═══ DATASET ENTRIES ═══
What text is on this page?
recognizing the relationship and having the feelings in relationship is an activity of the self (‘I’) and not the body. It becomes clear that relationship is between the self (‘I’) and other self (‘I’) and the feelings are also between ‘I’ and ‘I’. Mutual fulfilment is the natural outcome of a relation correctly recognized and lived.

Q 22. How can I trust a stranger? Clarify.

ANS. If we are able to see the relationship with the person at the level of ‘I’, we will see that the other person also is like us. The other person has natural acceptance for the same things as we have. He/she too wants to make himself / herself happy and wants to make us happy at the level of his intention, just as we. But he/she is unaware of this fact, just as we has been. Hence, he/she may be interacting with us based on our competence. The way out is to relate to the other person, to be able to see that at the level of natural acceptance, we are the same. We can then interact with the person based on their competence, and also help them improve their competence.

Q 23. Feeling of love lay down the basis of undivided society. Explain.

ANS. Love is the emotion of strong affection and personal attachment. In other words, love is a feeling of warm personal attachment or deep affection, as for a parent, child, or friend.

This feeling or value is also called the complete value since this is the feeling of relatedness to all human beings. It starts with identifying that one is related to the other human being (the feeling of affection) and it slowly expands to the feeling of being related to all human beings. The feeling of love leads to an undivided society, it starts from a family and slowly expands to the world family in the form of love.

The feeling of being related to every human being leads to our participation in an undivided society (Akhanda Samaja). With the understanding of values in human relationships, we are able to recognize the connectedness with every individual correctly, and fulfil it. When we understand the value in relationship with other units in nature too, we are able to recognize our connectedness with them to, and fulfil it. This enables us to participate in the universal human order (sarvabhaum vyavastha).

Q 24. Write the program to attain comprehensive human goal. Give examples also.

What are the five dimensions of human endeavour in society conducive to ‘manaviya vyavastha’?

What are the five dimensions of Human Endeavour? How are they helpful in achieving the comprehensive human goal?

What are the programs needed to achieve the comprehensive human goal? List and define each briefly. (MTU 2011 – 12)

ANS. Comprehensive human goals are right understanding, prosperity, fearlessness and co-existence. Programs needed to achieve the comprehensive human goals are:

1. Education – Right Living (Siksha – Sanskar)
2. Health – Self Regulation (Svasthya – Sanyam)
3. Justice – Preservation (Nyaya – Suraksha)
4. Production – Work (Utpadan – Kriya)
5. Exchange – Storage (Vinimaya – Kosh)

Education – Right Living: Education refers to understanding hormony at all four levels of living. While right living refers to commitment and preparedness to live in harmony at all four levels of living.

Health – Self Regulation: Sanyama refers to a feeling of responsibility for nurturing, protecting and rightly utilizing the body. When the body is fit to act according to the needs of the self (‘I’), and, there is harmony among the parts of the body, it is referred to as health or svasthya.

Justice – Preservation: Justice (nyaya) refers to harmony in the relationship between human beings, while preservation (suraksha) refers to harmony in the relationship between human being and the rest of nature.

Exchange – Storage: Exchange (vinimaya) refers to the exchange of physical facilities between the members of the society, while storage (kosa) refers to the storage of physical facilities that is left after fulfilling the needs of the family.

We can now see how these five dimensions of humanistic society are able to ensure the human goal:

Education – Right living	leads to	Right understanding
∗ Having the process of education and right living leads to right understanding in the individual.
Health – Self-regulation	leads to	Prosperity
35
═══
▶ _EXERCISE_: Restate each of the entries above verbatim.

▶ _OUTPUT BELOW_:
What text is on this page?
recognizing the relationship and having the feelings in relationship is an activity of the self (‘I’) and not the body. It becomes clear that relationship is between the self (‘I’) and other self (‘I’) and the feelings are also between ‘I’ and ‘I’. Mutual fulfilment is the natural outcome of a relation correctly recognized and lived.

Q 22. How can I trust a stranger? Clarify.

ANS. If we are able to see the relationship with the person at the level of ‘I’, we will see that the other person also is like us. The other person has natural acceptance for the same things as we have. He/she too wants to make himself / herself happy and wants to make us happy at the level of his intention, just as we. But he/she is unaware of this fact, just as we has been. Hence, he/she may be interacting with us based on our competence. The way out is to relate to the other person, to be able to see that at the level of natural acceptance, we are the same. We can then interact with the person based on their competence, and also help them improve their competence.

Q 23. Feeling of love lay down the basis of undivided society. Explain.

ANS. Love is the emotion of strong affection and personal attachment. In other words, love is a feeling of warm personal attachment or deep affection, as for a parent, child, or friend.

This feeling or value is also called the complete value since this is the feeling of relatedness to all human beings. It starts with identifying that one is related to the other human being (the feeling of affection) and it slowly expands to the feeling of being related to all human beings. The feeling of love leads to an undivided society, it starts from a family and slowly expands to the world family in the form of love.

The feeling of being related to every human being leads to our participation in an undivided society (Akhanda Samaja). With the understanding of values in human relationships, we are able to recognize the connectedness with every individual correctly, and fulfil it. When we understand the value in relationship with other units in nature too, we are able to recognize our connectedness with them to, and fulfil it. This enables us to participate in the universal human order (sarvabhaum vyavastha).

Q 24. Write the program to attain comprehensive human goal. Give examples also.

What are the five dimensions of human endeavour in society conducive to ‘manaviya vyavastha’?

What are the five dimensions of Human Endeavour? How are they helpful in achieving the comprehensive human goal?

What are the programs needed to achieve the comprehensive human goal? List and define each briefly. (MTU 2011 – 12)

ANS. Comprehensive human goals are right understanding, prosperity, fearlessness and co-existence. Programs needed to achieve the comprehensive human goals are:

1. Education – Right Living (Siksha – Sanskar)
2. Health – Self Regulation (Svasthya – Sanyam)
3. Justice – Preservation (Nyaya – Suraksha)
4. Production – Work (Utpadan – Kriya)
5. Exchange – Storage (Vinimaya – Kosh)

Education – Right Living: Education refers to understanding hormony at all four levels of living. While right living refers to commitment and preparedness to live in harmony at all four levels of living.

Health – Self Regulation: Sanyama refers to a feeling of responsibility for nurturing, protecting and rightly utilizing the body. When the body is fit to act according to the needs of the self (‘I’), and, there is harmony among the parts of the body, it is referred to as health or svasthya.

Justice – Preservation: Justice (nyaya) refers to harmony in the relationship between human beings, while preservation (suraksha) refers to harmony in the relationship between human being and the rest of nature.

Exchange – Storage: Exchange (vinimaya) refers to the exchange of physical facilities between the members of the society, while storage (kosa) refers to the storage of physical facilities that is left after fulfilling the needs of the family.

We can now see how these five dimensions of humanistic society are able to ensure the human goal:

Education – Right living	leads to	Right understanding
∗ Having the process of education and right living leads to right understanding in the individual.
Health – Self-regulation	leads to	Prosperity
35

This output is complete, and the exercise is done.